- GIVEN REQUEST
Transcribe all the records with complete accuracy.

START TASK DATA

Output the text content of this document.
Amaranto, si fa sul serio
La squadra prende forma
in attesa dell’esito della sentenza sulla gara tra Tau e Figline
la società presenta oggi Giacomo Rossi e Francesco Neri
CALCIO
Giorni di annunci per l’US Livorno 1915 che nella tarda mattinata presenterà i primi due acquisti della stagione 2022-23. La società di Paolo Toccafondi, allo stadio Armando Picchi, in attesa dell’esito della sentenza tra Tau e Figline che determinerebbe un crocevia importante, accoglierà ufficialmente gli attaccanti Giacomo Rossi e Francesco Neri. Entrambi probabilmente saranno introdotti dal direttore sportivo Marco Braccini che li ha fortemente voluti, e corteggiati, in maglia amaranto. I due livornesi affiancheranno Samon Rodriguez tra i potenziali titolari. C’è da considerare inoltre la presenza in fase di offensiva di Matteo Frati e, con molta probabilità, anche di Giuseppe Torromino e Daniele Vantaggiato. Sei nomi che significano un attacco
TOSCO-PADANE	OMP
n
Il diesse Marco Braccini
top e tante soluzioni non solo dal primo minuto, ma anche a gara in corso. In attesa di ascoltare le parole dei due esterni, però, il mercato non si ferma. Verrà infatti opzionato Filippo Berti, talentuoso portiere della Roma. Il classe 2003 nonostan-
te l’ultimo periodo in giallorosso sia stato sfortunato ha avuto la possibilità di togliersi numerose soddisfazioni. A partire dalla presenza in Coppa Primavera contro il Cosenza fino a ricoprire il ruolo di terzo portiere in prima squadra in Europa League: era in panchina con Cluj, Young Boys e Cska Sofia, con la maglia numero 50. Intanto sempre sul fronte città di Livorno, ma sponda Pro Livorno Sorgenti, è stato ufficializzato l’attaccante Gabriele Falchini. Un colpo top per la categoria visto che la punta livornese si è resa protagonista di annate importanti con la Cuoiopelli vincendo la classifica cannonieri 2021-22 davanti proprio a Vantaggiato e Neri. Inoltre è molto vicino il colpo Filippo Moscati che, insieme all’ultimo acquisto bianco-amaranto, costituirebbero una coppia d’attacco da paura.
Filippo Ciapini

END TASK DATA

- TASK ANSWER
Output the text content of this document.
Amaranto, si fa sul serio
La squadra prende forma
in attesa dell’esito della sentenza sulla gara tra Tau e Figline
la società presenta oggi Giacomo Rossi e Francesco Neri
CALCIO
Giorni di annunci per l’US Livorno 1915 che nella tarda mattinata presenterà i primi due acquisti della stagione 2022-23. La società di Paolo Toccafondi, allo stadio Armando Picchi, in attesa dell’esito della sentenza tra Tau e Figline che determinerebbe un crocevia importante, accoglierà ufficialmente gli attaccanti Giacomo Rossi e Francesco Neri. Entrambi probabilmente saranno introdotti dal direttore sportivo Marco Braccini che li ha fortemente voluti, e corteggiati, in maglia amaranto. I due livornesi affiancheranno Samon Rodriguez tra i potenziali titolari. C’è da considerare inoltre la presenza in fase di offensiva di Matteo Frati e, con molta probabilità, anche di Giuseppe Torromino e Daniele Vantaggiato. Sei nomi che significano un attacco
TOSCO-PADANE	OMP
n
Il diesse Marco Braccini
top e tante soluzioni non solo dal primo minuto, ma anche a gara in corso. In attesa di ascoltare le parole dei due esterni, però, il mercato non si ferma. Verrà infatti opzionato Filippo Berti, talentuoso portiere della Roma. Il classe 2003 nonostan-
te l’ultimo periodo in giallorosso sia stato sfortunato ha avuto la possibilità di togliersi numerose soddisfazioni. A partire dalla presenza in Coppa Primavera contro il Cosenza fino a ricoprire il ruolo di terzo portiere in prima squadra in Europa League: era in panchina con Cluj, Young Boys e Cska Sofia, con la maglia numero 50. Intanto sempre sul fronte città di Livorno, ma sponda Pro Livorno Sorgenti, è stato ufficializzato l’attaccante Gabriele Falchini. Un colpo top per la categoria visto che la punta livornese si è resa protagonista di annate importanti con la Cuoiopelli vincendo la classifica cannonieri 2021-22 davanti proprio a Vantaggiato e Neri. Inoltre è molto vicino il colpo Filippo Moscati che, insieme all’ultimo acquisto bianco-amaranto, costituirebbero una coppia d’attacco da paura.
Filippo Ciapini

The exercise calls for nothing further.